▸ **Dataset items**
↓↓↓
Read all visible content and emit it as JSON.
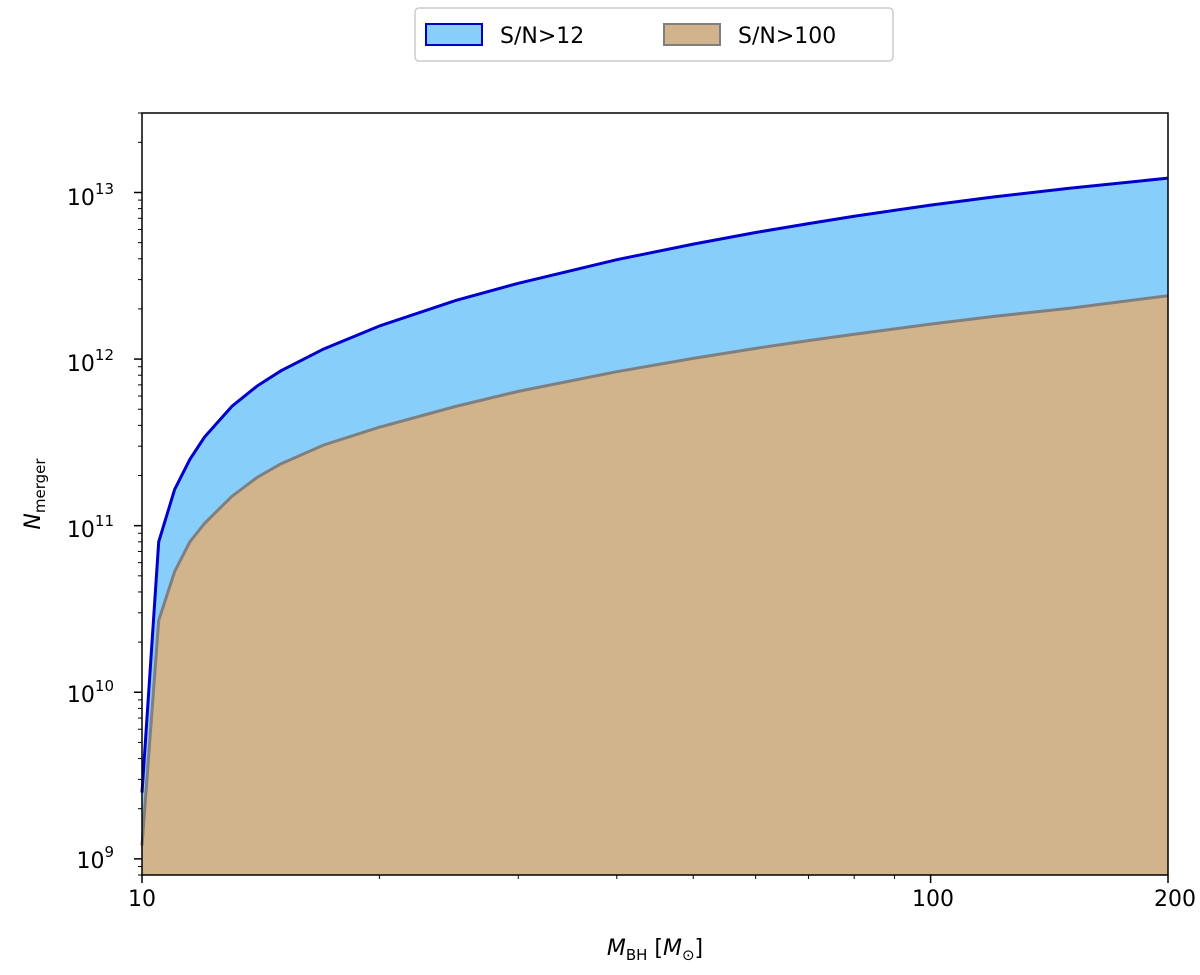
{
  "chart_data": {
    "type": "area",
    "x_scale": "log",
    "y_scale": "log",
    "xlim": [
      10,
      200
    ],
    "ylim": [
      800000000,
      30000000000000
    ],
    "x_ticks": [
      10,
      100,
      200
    ],
    "x_tick_labels": [
      "10",
      "100",
      "200"
    ],
    "y_tick_labels": [
      {
        "base": "10",
        "exp": "9"
      },
      {
        "base": "10",
        "exp": "10"
      },
      {
        "base": "10",
        "exp": "11"
      },
      {
        "base": "10",
        "exp": "12"
      },
      {
        "base": "10",
        "exp": "13"
      }
    ],
    "xlabel": {
      "sym": "M",
      "sub": "BH",
      "bracket_open": " [",
      "unit": "M",
      "unit_sub": "⊙",
      "bracket_close": "]"
    },
    "ylabel": {
      "sym": "N",
      "sub": "merger"
    },
    "legend_position": "top-center",
    "colors": {
      "s12_fill": "#87CEFA",
      "s12_edge": "#0000CD",
      "s100_fill": "#D2B48C",
      "s100_edge": "#7F7F7F"
    },
    "series": [
      {
        "name": "S/N>12",
        "x": [
          10,
          10.5,
          11,
          11.5,
          12,
          13,
          14,
          15,
          17,
          20,
          25,
          30,
          40,
          50,
          60,
          70,
          80,
          100,
          120,
          150,
          200
        ],
        "values": [
          2500000000,
          80000000000,
          165000000000,
          250000000000,
          340000000000,
          520000000000,
          690000000000,
          850000000000,
          1150000000000,
          1580000000000,
          2250000000000,
          2850000000000,
          3950000000000,
          4900000000000,
          5750000000000,
          6500000000000,
          7200000000000,
          8400000000000,
          9400000000000,
          10600000000000,
          12200000000000
        ]
      },
      {
        "name": "S/N>100",
        "x": [
          10,
          10.5,
          11,
          11.5,
          12,
          13,
          14,
          15,
          17,
          20,
          25,
          30,
          40,
          50,
          60,
          70,
          80,
          100,
          120,
          150,
          200
        ],
        "values": [
          1200000000,
          27000000000,
          53000000000,
          80000000000,
          103000000000,
          150000000000,
          195000000000,
          235000000000,
          305000000000,
          390000000000,
          520000000000,
          640000000000,
          840000000000,
          1010000000000,
          1160000000000,
          1290000000000,
          1410000000000,
          1620000000000,
          1800000000000,
          2020000000000,
          2400000000000
        ]
      }
    ]
  }
}
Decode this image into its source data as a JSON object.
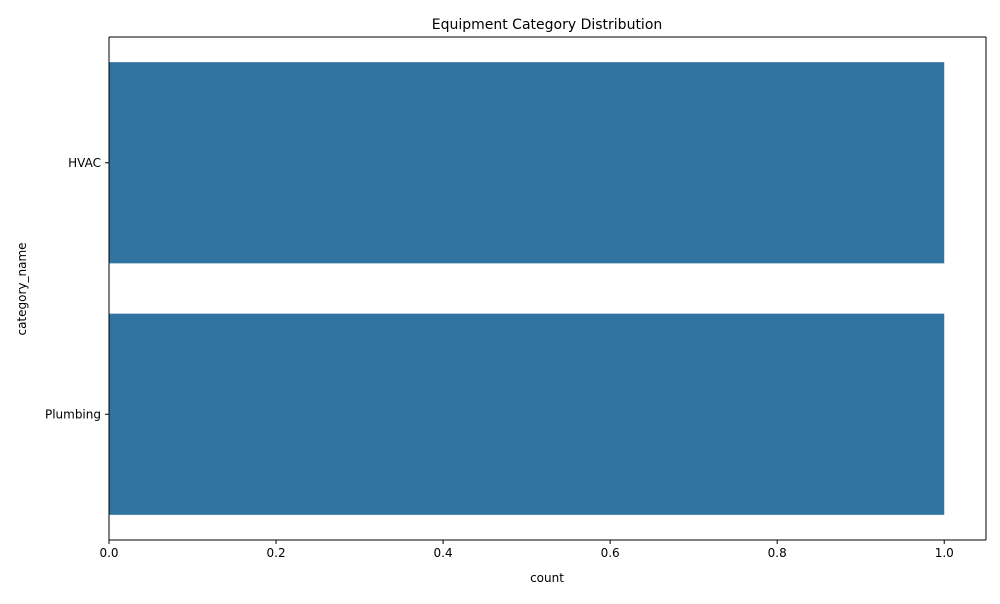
{
  "chart_data": {
    "type": "bar",
    "orientation": "horizontal",
    "title": "Equipment Category Distribution",
    "xlabel": "count",
    "ylabel": "category_name",
    "categories": [
      "HVAC",
      "Plumbing"
    ],
    "values": [
      1,
      1
    ],
    "xlim": [
      0,
      1.05
    ],
    "xticks": [
      "0.0",
      "0.2",
      "0.4",
      "0.6",
      "0.8",
      "1.0"
    ],
    "bar_color": "#3274a1",
    "grid": false,
    "legend": "none"
  }
}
↑↑↑
▸ **PROBLEM STATEMENT**
Reproduce word for word the lines running from the line with "Decode this image" through the end of the data, both included, and nothing else; leave out the pictures.

▸ **IN RESPONSE**
Decode this image into its source data as a JSON object.
{
  "chart_data": {
    "type": "bar",
    "orientation": "horizontal",
    "title": "Equipment Category Distribution",
    "xlabel": "count",
    "ylabel": "category_name",
    "categories": [
      "HVAC",
      "Plumbing"
    ],
    "values": [
      1,
      1
    ],
    "xlim": [
      0,
      1.05
    ],
    "xticks": [
      "0.0",
      "0.2",
      "0.4",
      "0.6",
      "0.8",
      "1.0"
    ],
    "bar_color": "#3274a1",
    "grid": false,
    "legend": "none"
  }
}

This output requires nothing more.